◆ **GIVEN REQUEST**
Repeat the records below exactly.

====== MATERIAL

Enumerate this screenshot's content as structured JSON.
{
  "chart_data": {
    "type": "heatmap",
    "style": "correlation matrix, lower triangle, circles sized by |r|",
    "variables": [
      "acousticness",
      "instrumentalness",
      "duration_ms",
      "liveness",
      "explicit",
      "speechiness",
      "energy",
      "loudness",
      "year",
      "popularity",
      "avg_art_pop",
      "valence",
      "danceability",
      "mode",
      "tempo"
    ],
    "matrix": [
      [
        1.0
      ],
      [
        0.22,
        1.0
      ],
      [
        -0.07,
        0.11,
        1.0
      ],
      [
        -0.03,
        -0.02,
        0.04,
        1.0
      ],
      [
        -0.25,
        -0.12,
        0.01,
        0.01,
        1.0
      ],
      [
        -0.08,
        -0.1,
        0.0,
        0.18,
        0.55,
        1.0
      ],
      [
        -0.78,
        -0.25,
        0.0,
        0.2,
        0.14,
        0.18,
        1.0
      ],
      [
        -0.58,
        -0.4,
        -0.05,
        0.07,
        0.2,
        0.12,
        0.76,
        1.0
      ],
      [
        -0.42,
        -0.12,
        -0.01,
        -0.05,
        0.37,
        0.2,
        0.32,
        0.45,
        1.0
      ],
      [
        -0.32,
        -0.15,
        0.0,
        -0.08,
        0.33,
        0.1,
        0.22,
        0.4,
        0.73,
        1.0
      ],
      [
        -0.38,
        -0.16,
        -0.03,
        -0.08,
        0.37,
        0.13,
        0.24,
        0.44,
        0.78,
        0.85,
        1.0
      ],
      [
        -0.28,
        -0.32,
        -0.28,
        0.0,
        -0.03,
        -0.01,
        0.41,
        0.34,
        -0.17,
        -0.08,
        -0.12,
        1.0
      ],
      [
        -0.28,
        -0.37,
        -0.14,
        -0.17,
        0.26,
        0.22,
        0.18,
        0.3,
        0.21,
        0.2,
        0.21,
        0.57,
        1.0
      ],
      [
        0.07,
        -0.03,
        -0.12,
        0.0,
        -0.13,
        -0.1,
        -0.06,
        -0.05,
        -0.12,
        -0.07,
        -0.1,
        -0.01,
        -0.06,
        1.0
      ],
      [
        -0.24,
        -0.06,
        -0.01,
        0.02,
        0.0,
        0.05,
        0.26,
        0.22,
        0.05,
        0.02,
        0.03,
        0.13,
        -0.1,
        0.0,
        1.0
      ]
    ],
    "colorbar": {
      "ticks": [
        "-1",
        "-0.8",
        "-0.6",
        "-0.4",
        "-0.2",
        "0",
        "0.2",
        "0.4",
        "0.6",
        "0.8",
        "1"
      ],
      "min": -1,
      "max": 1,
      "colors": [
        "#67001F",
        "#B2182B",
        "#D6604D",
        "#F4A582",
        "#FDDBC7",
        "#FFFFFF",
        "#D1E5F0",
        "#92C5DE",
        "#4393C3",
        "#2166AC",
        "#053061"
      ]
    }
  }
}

============

◆ **EXERCISE RESULT**
Enumerate this screenshot's content as structured JSON.
{
  "chart_data": {
    "type": "heatmap",
    "style": "correlation matrix, lower triangle, circles sized by |r|",
    "variables": [
      "acousticness",
      "instrumentalness",
      "duration_ms",
      "liveness",
      "explicit",
      "speechiness",
      "energy",
      "loudness",
      "year",
      "popularity",
      "avg_art_pop",
      "valence",
      "danceability",
      "mode",
      "tempo"
    ],
    "matrix": [
      [
        1.0
      ],
      [
        0.22,
        1.0
      ],
      [
        -0.07,
        0.11,
        1.0
      ],
      [
        -0.03,
        -0.02,
        0.04,
        1.0
      ],
      [
        -0.25,
        -0.12,
        0.01,
        0.01,
        1.0
      ],
      [
        -0.08,
        -0.1,
        0.0,
        0.18,
        0.55,
        1.0
      ],
      [
        -0.78,
        -0.25,
        0.0,
        0.2,
        0.14,
        0.18,
        1.0
      ],
      [
        -0.58,
        -0.4,
        -0.05,
        0.07,
        0.2,
        0.12,
        0.76,
        1.0
      ],
      [
        -0.42,
        -0.12,
        -0.01,
        -0.05,
        0.37,
        0.2,
        0.32,
        0.45,
        1.0
      ],
      [
        -0.32,
        -0.15,
        0.0,
        -0.08,
        0.33,
        0.1,
        0.22,
        0.4,
        0.73,
        1.0
      ],
      [
        -0.38,
        -0.16,
        -0.03,
        -0.08,
        0.37,
        0.13,
        0.24,
        0.44,
        0.78,
        0.85,
        1.0
      ],
      [
        -0.28,
        -0.32,
        -0.28,
        0.0,
        -0.03,
        -0.01,
        0.41,
        0.34,
        -0.17,
        -0.08,
        -0.12,
        1.0
      ],
      [
        -0.28,
        -0.37,
        -0.14,
        -0.17,
        0.26,
        0.22,
        0.18,
        0.3,
        0.21,
        0.2,
        0.21,
        0.57,
        1.0
      ],
      [
        0.07,
        -0.03,
        -0.12,
        0.0,
        -0.13,
        -0.1,
        -0.06,
        -0.05,
        -0.12,
        -0.07,
        -0.1,
        -0.01,
        -0.06,
        1.0
      ],
      [
        -0.24,
        -0.06,
        -0.01,
        0.02,
        0.0,
        0.05,
        0.26,
        0.22,
        0.05,
        0.02,
        0.03,
        0.13,
        -0.1,
        0.0,
        1.0
      ]
    ],
    "colorbar": {
      "ticks": [
        "-1",
        "-0.8",
        "-0.6",
        "-0.4",
        "-0.2",
        "0",
        "0.2",
        "0.4",
        "0.6",
        "0.8",
        "1"
      ],
      "min": -1,
      "max": 1,
      "colors": [
        "#67001F",
        "#B2182B",
        "#D6604D",
        "#F4A582",
        "#FDDBC7",
        "#FFFFFF",
        "#D1E5F0",
        "#92C5DE",
        "#4393C3",
        "#2166AC",
        "#053061"
      ]
    }
  }
}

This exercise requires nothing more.